Given information »

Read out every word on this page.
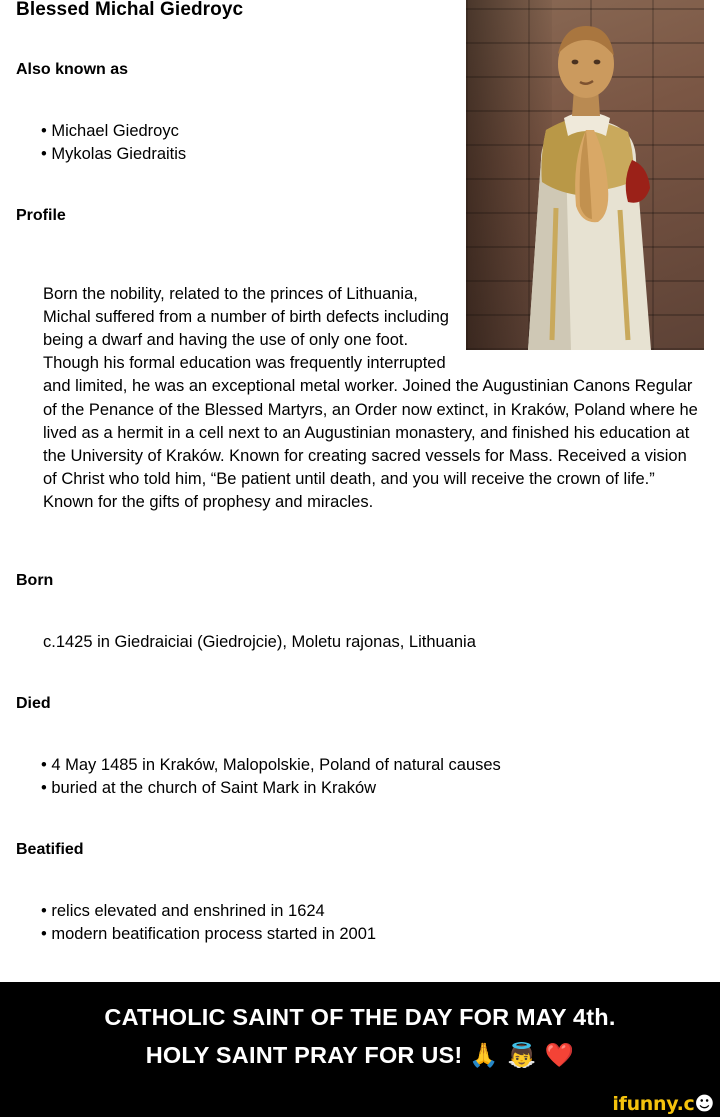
Blessed Michal Giedroyc
Also known as
• Michael Giedroyc
• Mykolas Giedraitis
Profile

Born the nobility, related to the princes of Lithuania, Michal suffered from a number of birth defects including being a dwarf and having the use of only one foot. Though his formal education was frequently interrupted and limited, he was an exceptional metal worker. Joined the Augustinian Canons Regular of the Penance of the Blessed Martyrs, an Order now extinct, in Kraków, Poland where he lived as a hermit in a cell next to an Augustinian monastery, and finished his education at the University of Kraków. Known for creating sacred vessels for Mass. Received a vision of Christ who told him, “Be patient until death, and you will receive the crown of life.” Known for the gifts of prophesy and miracles.

Born

c.1425 in Giedraiciai (Giedrojcie), Moletu rajonas, Lithuania

Died
• 4 May 1485 in Kraków, Malopolskie, Poland of natural causes
• buried at the church of Saint Mark in Kraków
Beatified
• relics elevated and enshrined in 1624
• modern beatification process started in 2001
CATHOLIC SAINT OF THE DAY FOR MAY 4th.
HOLY SAINT PRAY FOR US! 🙏 👼 ❤️
ifunny.c☻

To do » Make an exact copy of the whole listing, but don't bring over any pictures.

Task solution »
Read out every word on this page.
Blessed Michal Giedroyc
Also known as
• Michael Giedroyc
• Mykolas Giedraitis
Profile

Born the nobility, related to the princes of Lithuania, Michal suffered from a number of birth defects including being a dwarf and having the use of only one foot. Though his formal education was frequently interrupted and limited, he was an exceptional metal worker. Joined the Augustinian Canons Regular of the Penance of the Blessed Martyrs, an Order now extinct, in Kraków, Poland where he lived as a hermit in a cell next to an Augustinian monastery, and finished his education at the University of Kraków. Known for creating sacred vessels for Mass. Received a vision of Christ who told him, “Be patient until death, and you will receive the crown of life.” Known for the gifts of prophesy and miracles.

Born

c.1425 in Giedraiciai (Giedrojcie), Moletu rajonas, Lithuania

Died
• 4 May 1485 in Kraków, Malopolskie, Poland of natural causes
• buried at the church of Saint Mark in Kraków
Beatified
• relics elevated and enshrined in 1624
• modern beatification process started in 2001
CATHOLIC SAINT OF THE DAY FOR MAY 4th.
HOLY SAINT PRAY FOR US! 🙏 👼 ❤️
ifunny.c☻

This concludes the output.